* EXERCISE INSTRUCTIONS *
Work through the records below and tally every line containing "color". Reply with the total alone.

* BEGIN *

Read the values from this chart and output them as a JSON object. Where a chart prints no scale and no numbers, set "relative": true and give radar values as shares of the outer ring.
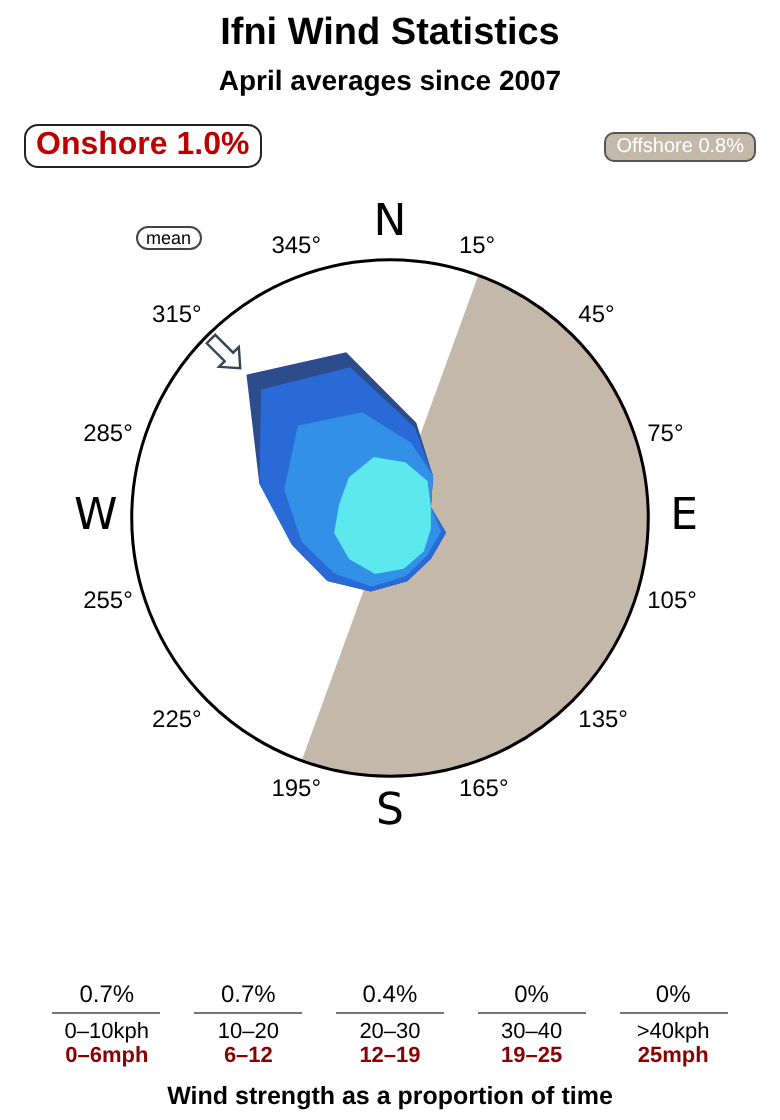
{
  "chart_data": {
    "type": "radar",
    "title": "Ifni Wind Statistics",
    "subtitle": "April averages since 2007",
    "relative": true,
    "categories": [
      "15°",
      "45°",
      "75°",
      "105°",
      "135°",
      "165°",
      "195°",
      "225°",
      "255°",
      "285°",
      "315°",
      "345°"
    ],
    "series": [
      {
        "color": "#5ce8ec",
        "values": [
          0.22,
          0.2,
          0.16,
          0.16,
          0.18,
          0.2,
          0.22,
          0.22,
          0.22,
          0.2,
          0.22,
          0.24
        ]
      },
      {
        "color": "#3290e6",
        "values": [
          0.3,
          0.23,
          0.16,
          0.2,
          0.2,
          0.23,
          0.27,
          0.3,
          0.35,
          0.42,
          0.5,
          0.42
        ]
      },
      {
        "color": "#2a6ad6",
        "values": [
          0.36,
          0.23,
          0.16,
          0.22,
          0.22,
          0.25,
          0.29,
          0.34,
          0.39,
          0.52,
          0.7,
          0.6
        ]
      },
      {
        "color": "#2c4c8c",
        "values": [
          0.38,
          0.23,
          0.16,
          0.22,
          0.22,
          0.25,
          0.29,
          0.34,
          0.39,
          0.52,
          0.78,
          0.66
        ]
      }
    ],
    "annotations": [
      "Onshore 1.0%",
      "Offshore 0.8%",
      "mean",
      "N",
      "E",
      "S",
      "W",
      "0.7%",
      "0–10kph",
      "0–6mph",
      "0.7%",
      "10–20",
      "6–12",
      "0.4%",
      "20–30",
      "12–19",
      "0%",
      "30–40",
      "19–25",
      "0%",
      ">40kph",
      "25mph",
      "Wind strength as a proportion of time"
    ]
  }
}
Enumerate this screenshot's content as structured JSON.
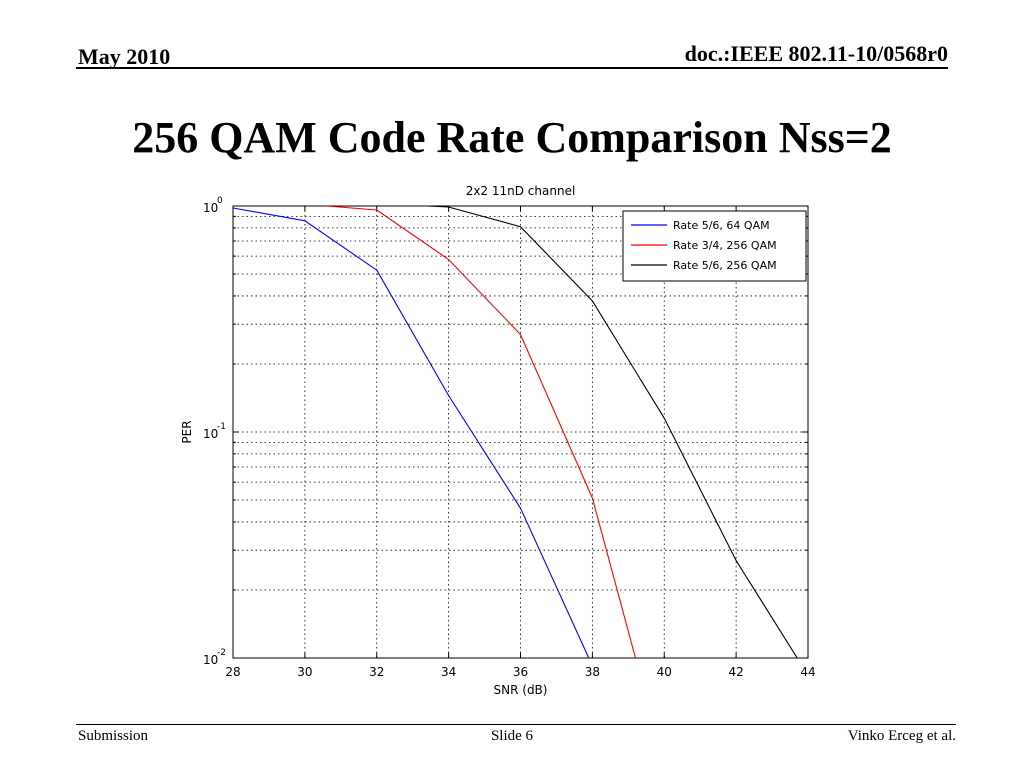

* END *

* ANSWER *
4